[Extracted data entries]
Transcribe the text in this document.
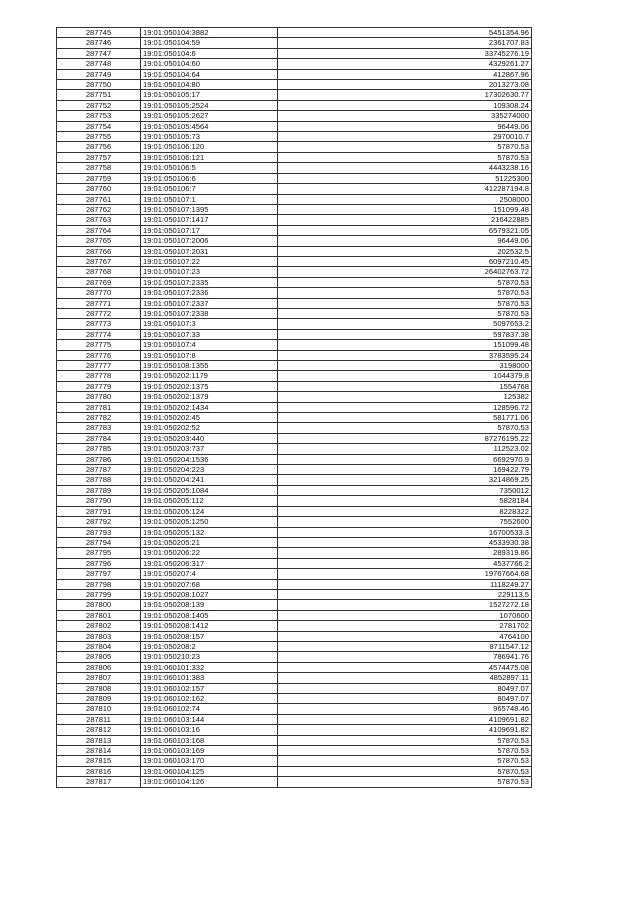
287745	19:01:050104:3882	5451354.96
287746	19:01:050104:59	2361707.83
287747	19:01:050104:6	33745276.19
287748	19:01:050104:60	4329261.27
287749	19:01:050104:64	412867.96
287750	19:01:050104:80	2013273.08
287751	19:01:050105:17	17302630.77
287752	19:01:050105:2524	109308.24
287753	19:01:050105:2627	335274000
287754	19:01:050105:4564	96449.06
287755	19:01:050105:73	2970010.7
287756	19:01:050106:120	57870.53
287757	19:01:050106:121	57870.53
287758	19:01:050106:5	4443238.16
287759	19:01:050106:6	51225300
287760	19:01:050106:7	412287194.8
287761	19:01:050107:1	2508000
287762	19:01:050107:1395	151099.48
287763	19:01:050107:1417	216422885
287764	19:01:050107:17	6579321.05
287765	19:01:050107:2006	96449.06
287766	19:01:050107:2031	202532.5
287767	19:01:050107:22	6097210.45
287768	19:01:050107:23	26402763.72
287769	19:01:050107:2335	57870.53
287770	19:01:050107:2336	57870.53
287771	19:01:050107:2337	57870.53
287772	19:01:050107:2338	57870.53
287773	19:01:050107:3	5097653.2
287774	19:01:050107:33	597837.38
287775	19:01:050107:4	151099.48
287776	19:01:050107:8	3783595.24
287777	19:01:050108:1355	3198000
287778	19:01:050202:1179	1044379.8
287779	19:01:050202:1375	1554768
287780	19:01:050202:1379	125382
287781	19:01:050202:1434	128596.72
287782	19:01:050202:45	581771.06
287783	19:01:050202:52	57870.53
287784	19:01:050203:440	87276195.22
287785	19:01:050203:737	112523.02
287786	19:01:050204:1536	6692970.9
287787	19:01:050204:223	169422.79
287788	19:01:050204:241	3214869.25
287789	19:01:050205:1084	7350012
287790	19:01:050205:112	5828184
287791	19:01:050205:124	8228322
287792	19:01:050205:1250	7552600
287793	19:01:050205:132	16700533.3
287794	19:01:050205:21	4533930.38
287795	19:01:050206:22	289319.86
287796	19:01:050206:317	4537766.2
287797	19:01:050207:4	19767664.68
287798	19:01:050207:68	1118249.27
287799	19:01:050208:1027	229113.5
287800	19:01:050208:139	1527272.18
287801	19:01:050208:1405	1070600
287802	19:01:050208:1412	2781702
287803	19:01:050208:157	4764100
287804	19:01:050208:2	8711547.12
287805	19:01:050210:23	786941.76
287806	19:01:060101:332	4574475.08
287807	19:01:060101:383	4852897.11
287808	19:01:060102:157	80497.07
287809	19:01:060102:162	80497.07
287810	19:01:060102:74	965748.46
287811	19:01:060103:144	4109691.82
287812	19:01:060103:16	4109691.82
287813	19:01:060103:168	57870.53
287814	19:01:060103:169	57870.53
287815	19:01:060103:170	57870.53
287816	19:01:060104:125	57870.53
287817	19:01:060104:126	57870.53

■ **Your objective**:
Without the images, write out each line of the data verbatim.

■ **Task output**:
Transcribe the text in this document.
287745	19:01:050104:3882	5451354.96
287746	19:01:050104:59	2361707.83
287747	19:01:050104:6	33745276.19
287748	19:01:050104:60	4329261.27
287749	19:01:050104:64	412867.96
287750	19:01:050104:80	2013273.08
287751	19:01:050105:17	17302630.77
287752	19:01:050105:2524	109308.24
287753	19:01:050105:2627	335274000
287754	19:01:050105:4564	96449.06
287755	19:01:050105:73	2970010.7
287756	19:01:050106:120	57870.53
287757	19:01:050106:121	57870.53
287758	19:01:050106:5	4443238.16
287759	19:01:050106:6	51225300
287760	19:01:050106:7	412287194.8
287761	19:01:050107:1	2508000
287762	19:01:050107:1395	151099.48
287763	19:01:050107:1417	216422885
287764	19:01:050107:17	6579321.05
287765	19:01:050107:2006	96449.06
287766	19:01:050107:2031	202532.5
287767	19:01:050107:22	6097210.45
287768	19:01:050107:23	26402763.72
287769	19:01:050107:2335	57870.53
287770	19:01:050107:2336	57870.53
287771	19:01:050107:2337	57870.53
287772	19:01:050107:2338	57870.53
287773	19:01:050107:3	5097653.2
287774	19:01:050107:33	597837.38
287775	19:01:050107:4	151099.48
287776	19:01:050107:8	3783595.24
287777	19:01:050108:1355	3198000
287778	19:01:050202:1179	1044379.8
287779	19:01:050202:1375	1554768
287780	19:01:050202:1379	125382
287781	19:01:050202:1434	128596.72
287782	19:01:050202:45	581771.06
287783	19:01:050202:52	57870.53
287784	19:01:050203:440	87276195.22
287785	19:01:050203:737	112523.02
287786	19:01:050204:1536	6692970.9
287787	19:01:050204:223	169422.79
287788	19:01:050204:241	3214869.25
287789	19:01:050205:1084	7350012
287790	19:01:050205:112	5828184
287791	19:01:050205:124	8228322
287792	19:01:050205:1250	7552600
287793	19:01:050205:132	16700533.3
287794	19:01:050205:21	4533930.38
287795	19:01:050206:22	289319.86
287796	19:01:050206:317	4537766.2
287797	19:01:050207:4	19767664.68
287798	19:01:050207:68	1118249.27
287799	19:01:050208:1027	229113.5
287800	19:01:050208:139	1527272.18
287801	19:01:050208:1405	1070600
287802	19:01:050208:1412	2781702
287803	19:01:050208:157	4764100
287804	19:01:050208:2	8711547.12
287805	19:01:050210:23	786941.76
287806	19:01:060101:332	4574475.08
287807	19:01:060101:383	4852897.11
287808	19:01:060102:157	80497.07
287809	19:01:060102:162	80497.07
287810	19:01:060102:74	965748.46
287811	19:01:060103:144	4109691.82
287812	19:01:060103:16	4109691.82
287813	19:01:060103:168	57870.53
287814	19:01:060103:169	57870.53
287815	19:01:060103:170	57870.53
287816	19:01:060104:125	57870.53
287817	19:01:060104:126	57870.53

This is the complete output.